## Recorded information
========================================
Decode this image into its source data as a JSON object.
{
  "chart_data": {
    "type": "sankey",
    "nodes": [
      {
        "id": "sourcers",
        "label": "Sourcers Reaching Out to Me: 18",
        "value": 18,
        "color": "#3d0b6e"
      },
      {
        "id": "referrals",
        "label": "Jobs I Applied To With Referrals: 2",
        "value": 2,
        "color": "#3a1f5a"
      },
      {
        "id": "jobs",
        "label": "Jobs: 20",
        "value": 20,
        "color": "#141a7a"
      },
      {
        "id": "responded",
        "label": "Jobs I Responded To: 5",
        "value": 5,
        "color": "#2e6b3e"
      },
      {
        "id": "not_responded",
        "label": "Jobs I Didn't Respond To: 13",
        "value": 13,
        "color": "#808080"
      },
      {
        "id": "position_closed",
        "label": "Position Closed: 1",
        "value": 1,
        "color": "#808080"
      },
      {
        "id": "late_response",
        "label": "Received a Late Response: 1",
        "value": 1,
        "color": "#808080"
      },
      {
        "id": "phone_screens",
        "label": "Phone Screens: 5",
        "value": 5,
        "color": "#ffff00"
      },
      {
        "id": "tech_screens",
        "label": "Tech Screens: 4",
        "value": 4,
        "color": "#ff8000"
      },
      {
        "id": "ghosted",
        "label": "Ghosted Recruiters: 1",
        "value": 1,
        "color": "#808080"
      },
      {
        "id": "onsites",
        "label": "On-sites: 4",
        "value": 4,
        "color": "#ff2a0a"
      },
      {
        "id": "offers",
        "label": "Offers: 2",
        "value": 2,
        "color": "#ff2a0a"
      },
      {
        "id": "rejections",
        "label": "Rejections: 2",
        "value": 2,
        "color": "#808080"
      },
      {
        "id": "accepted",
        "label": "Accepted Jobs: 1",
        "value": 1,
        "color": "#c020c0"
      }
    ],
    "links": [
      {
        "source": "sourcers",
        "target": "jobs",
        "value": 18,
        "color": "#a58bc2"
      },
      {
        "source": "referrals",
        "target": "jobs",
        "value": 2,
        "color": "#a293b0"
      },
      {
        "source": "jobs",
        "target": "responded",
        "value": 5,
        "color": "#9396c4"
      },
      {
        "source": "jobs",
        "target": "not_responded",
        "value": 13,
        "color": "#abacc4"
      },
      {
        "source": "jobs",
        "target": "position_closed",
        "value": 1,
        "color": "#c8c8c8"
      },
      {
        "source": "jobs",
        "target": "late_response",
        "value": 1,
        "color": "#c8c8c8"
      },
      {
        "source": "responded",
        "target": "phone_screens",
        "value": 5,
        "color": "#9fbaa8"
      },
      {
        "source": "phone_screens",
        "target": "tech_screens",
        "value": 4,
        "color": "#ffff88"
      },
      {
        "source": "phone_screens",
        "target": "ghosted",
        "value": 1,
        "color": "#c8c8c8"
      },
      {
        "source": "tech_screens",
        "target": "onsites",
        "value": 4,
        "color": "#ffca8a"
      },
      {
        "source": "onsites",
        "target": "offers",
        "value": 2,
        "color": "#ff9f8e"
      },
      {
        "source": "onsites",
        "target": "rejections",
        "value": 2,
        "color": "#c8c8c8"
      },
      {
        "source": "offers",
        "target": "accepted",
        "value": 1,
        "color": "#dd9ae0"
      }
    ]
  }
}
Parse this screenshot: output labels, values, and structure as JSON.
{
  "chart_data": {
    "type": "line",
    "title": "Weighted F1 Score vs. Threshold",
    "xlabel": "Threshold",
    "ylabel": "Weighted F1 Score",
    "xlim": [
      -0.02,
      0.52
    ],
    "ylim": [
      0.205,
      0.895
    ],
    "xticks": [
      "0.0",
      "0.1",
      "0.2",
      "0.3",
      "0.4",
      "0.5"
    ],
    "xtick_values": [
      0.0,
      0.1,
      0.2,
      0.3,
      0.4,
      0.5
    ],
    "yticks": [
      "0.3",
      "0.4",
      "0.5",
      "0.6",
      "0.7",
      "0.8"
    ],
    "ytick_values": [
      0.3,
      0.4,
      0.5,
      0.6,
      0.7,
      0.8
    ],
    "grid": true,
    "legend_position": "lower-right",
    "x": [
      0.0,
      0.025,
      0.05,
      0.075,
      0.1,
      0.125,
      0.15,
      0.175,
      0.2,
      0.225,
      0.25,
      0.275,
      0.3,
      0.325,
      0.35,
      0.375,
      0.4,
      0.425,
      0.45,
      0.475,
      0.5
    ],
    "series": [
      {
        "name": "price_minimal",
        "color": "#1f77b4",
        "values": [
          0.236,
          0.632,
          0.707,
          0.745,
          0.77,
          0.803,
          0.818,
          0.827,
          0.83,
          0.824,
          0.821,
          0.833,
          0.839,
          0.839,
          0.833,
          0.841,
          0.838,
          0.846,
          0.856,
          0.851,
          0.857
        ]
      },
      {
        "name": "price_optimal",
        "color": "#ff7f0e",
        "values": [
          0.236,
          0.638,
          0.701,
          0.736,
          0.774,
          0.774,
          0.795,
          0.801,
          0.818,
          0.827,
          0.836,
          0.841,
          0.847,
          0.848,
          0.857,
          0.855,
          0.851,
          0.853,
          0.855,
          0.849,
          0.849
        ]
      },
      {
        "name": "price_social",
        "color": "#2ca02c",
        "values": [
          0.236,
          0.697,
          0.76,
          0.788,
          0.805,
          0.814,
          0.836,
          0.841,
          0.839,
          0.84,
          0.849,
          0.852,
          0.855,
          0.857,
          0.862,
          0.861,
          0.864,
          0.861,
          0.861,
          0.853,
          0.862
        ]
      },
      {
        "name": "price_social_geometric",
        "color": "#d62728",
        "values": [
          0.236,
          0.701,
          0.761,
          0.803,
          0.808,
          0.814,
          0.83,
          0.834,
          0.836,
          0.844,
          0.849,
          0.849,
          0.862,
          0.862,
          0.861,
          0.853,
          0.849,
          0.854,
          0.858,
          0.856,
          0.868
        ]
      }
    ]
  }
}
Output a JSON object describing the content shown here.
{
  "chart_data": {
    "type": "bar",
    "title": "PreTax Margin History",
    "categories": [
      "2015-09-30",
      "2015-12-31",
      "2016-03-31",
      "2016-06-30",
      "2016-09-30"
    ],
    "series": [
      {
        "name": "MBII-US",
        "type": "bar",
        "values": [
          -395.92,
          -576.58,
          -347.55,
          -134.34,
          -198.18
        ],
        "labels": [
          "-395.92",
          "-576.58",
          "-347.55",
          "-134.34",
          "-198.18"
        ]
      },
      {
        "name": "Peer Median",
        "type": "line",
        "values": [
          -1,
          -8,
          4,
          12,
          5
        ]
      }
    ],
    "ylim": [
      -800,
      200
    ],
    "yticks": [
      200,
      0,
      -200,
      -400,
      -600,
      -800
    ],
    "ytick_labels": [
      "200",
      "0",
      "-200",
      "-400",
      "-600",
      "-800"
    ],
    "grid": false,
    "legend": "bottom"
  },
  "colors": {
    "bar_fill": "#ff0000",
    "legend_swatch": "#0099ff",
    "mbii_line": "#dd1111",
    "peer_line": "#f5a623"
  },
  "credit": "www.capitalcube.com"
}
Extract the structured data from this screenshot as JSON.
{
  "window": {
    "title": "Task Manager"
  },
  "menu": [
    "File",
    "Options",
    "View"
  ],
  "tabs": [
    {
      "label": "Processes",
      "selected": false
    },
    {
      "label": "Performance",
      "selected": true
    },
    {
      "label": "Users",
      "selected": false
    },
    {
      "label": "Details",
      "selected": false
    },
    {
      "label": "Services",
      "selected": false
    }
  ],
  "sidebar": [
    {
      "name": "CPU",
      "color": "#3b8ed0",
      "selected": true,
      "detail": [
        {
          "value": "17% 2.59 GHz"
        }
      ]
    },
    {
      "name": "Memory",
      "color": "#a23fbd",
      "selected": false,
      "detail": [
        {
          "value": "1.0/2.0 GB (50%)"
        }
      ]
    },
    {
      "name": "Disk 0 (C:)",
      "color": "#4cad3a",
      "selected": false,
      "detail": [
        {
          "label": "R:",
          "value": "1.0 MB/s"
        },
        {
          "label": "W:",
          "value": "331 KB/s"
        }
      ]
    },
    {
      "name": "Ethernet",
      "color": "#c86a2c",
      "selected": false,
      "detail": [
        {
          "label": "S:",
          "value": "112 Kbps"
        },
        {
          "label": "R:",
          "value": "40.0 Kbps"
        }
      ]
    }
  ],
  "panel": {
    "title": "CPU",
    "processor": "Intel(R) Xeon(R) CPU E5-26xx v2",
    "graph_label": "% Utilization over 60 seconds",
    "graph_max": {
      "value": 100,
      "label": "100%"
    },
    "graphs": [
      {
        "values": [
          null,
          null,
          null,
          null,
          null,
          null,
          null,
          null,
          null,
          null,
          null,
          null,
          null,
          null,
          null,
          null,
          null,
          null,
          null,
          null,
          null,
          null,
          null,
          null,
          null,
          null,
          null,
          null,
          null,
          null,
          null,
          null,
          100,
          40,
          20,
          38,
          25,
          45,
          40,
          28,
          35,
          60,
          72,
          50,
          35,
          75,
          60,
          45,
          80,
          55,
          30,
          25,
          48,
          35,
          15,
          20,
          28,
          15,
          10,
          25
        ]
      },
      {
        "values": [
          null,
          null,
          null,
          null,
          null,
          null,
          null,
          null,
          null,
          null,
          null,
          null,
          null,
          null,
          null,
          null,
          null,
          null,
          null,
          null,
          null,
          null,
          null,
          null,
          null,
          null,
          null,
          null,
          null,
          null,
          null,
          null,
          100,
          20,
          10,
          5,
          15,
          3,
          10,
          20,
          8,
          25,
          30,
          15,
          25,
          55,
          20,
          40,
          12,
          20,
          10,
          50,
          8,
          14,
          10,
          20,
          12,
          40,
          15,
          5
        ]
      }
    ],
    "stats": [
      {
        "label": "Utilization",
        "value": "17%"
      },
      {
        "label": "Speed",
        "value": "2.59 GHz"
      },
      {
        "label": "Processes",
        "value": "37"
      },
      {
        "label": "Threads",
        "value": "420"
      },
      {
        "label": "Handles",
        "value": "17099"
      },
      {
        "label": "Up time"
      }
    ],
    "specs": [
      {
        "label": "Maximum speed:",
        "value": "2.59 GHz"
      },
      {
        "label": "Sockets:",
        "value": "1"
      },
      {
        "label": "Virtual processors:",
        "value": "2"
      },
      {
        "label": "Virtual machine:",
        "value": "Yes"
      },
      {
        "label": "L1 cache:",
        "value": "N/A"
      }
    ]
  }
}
========================================
## Requirements
Go through the records and pull out each line that includes the word "Score".

## Expected answer
    "title": "Weighted F1 Score vs. Threshold",
    "ylabel": "Weighted F1 Score",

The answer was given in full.